| Action item |
Output the records exactly, and drop each picture.

| Figure record extracts |

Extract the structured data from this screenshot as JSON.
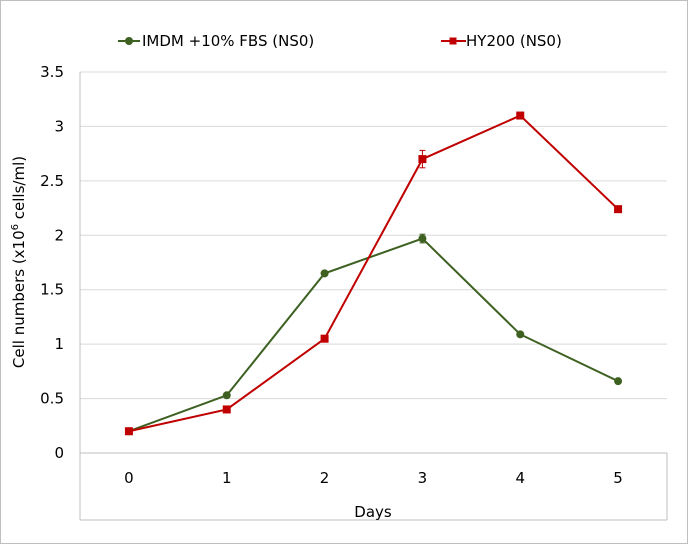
{
  "chart_data": {
    "type": "line",
    "x": [
      0,
      1,
      2,
      3,
      4,
      5
    ],
    "xlabel": "Days",
    "ylabel": {
      "prefix": "Cell numbers (x10",
      "superscript": "6",
      "suffix": " cells/ml)"
    },
    "ylim": [
      0,
      3.5
    ],
    "yticks": [
      "0",
      "0.5",
      "1",
      "1.5",
      "2",
      "2.5",
      "3",
      "3.5"
    ],
    "xticks": [
      "0",
      "1",
      "2",
      "3",
      "4",
      "5"
    ],
    "grid": "horizontal",
    "legend_position": "top",
    "series": [
      {
        "name": "IMDM +10% FBS (NS0)",
        "color": "#3e6122",
        "marker": "circle",
        "values": [
          0.2,
          0.53,
          1.65,
          1.97,
          1.09,
          0.66
        ],
        "errors": [
          0,
          0,
          0,
          0.04,
          0,
          0
        ]
      },
      {
        "name": "HY200 (NS0)",
        "color": "#c00000",
        "marker": "square",
        "values": [
          0.2,
          0.4,
          1.05,
          2.7,
          3.1,
          2.24
        ],
        "errors": [
          0,
          0,
          0,
          0.08,
          0,
          0
        ]
      }
    ]
  }
}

| Exercise result |
Extract the structured data from this screenshot as JSON.
{
  "chart_data": {
    "type": "line",
    "x": [
      0,
      1,
      2,
      3,
      4,
      5
    ],
    "xlabel": "Days",
    "ylabel": {
      "prefix": "Cell numbers (x10",
      "superscript": "6",
      "suffix": " cells/ml)"
    },
    "ylim": [
      0,
      3.5
    ],
    "yticks": [
      "0",
      "0.5",
      "1",
      "1.5",
      "2",
      "2.5",
      "3",
      "3.5"
    ],
    "xticks": [
      "0",
      "1",
      "2",
      "3",
      "4",
      "5"
    ],
    "grid": "horizontal",
    "legend_position": "top",
    "series": [
      {
        "name": "IMDM +10% FBS (NS0)",
        "color": "#3e6122",
        "marker": "circle",
        "values": [
          0.2,
          0.53,
          1.65,
          1.97,
          1.09,
          0.66
        ],
        "errors": [
          0,
          0,
          0,
          0.04,
          0,
          0
        ]
      },
      {
        "name": "HY200 (NS0)",
        "color": "#c00000",
        "marker": "square",
        "values": [
          0.2,
          0.4,
          1.05,
          2.7,
          3.1,
          2.24
        ],
        "errors": [
          0,
          0,
          0,
          0.08,
          0,
          0
        ]
      }
    ]
  }
}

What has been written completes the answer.